[Layout coordinate data]
____

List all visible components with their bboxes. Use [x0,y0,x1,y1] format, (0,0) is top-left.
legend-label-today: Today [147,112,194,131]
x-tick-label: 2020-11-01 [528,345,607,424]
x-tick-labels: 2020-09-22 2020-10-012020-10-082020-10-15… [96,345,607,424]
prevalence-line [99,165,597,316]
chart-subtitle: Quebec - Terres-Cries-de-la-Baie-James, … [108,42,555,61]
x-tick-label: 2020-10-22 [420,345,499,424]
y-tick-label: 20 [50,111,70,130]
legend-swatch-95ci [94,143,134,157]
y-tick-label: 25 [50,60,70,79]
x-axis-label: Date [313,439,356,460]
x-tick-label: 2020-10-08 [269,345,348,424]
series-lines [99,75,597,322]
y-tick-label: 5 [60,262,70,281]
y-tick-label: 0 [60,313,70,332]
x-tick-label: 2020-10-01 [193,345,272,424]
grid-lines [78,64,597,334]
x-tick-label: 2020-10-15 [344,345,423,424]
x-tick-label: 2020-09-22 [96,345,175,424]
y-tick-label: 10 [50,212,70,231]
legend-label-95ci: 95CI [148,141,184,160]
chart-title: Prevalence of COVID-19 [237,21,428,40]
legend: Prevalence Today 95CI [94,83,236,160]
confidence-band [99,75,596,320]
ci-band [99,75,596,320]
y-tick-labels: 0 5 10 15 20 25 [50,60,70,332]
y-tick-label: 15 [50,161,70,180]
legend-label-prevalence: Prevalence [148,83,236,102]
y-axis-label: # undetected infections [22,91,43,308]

____

The problem: Reproduce all of the records with "confidence-band" changed to "confidence-region", keeping everything else the same.

Answer to the exercise:
List all visible components with their bboxes. Use [x0,y0,x1,y1] format, (0,0) is top-left.
legend-label-today: Today [147,112,194,131]
x-tick-label: 2020-11-01 [528,345,607,424]
x-tick-labels: 2020-09-22 2020-10-012020-10-082020-10-15… [96,345,607,424]
prevalence-line [99,165,597,316]
chart-subtitle: Quebec - Terres-Cries-de-la-Baie-James, … [108,42,555,61]
x-tick-label: 2020-10-22 [420,345,499,424]
y-tick-label: 20 [50,111,70,130]
legend-swatch-95ci [94,143,134,157]
y-tick-label: 25 [50,60,70,79]
x-axis-label: Date [313,439,356,460]
x-tick-label: 2020-10-08 [269,345,348,424]
series-lines [99,75,597,322]
y-tick-label: 5 [60,262,70,281]
y-tick-label: 0 [60,313,70,332]
x-tick-label: 2020-10-01 [193,345,272,424]
grid-lines [78,64,597,334]
x-tick-label: 2020-10-15 [344,345,423,424]
x-tick-label: 2020-09-22 [96,345,175,424]
y-tick-label: 10 [50,212,70,231]
legend-label-95ci: 95CI [148,141,184,160]
chart-title: Prevalence of COVID-19 [237,21,428,40]
legend: Prevalence Today 95CI [94,83,236,160]
confidence-region [99,75,596,320]
ci-band [99,75,596,320]
y-tick-labels: 0 5 10 15 20 25 [50,60,70,332]
y-tick-label: 15 [50,161,70,180]
legend-label-prevalence: Prevalence [148,83,236,102]
y-axis-label: # undetected infections [22,91,43,308]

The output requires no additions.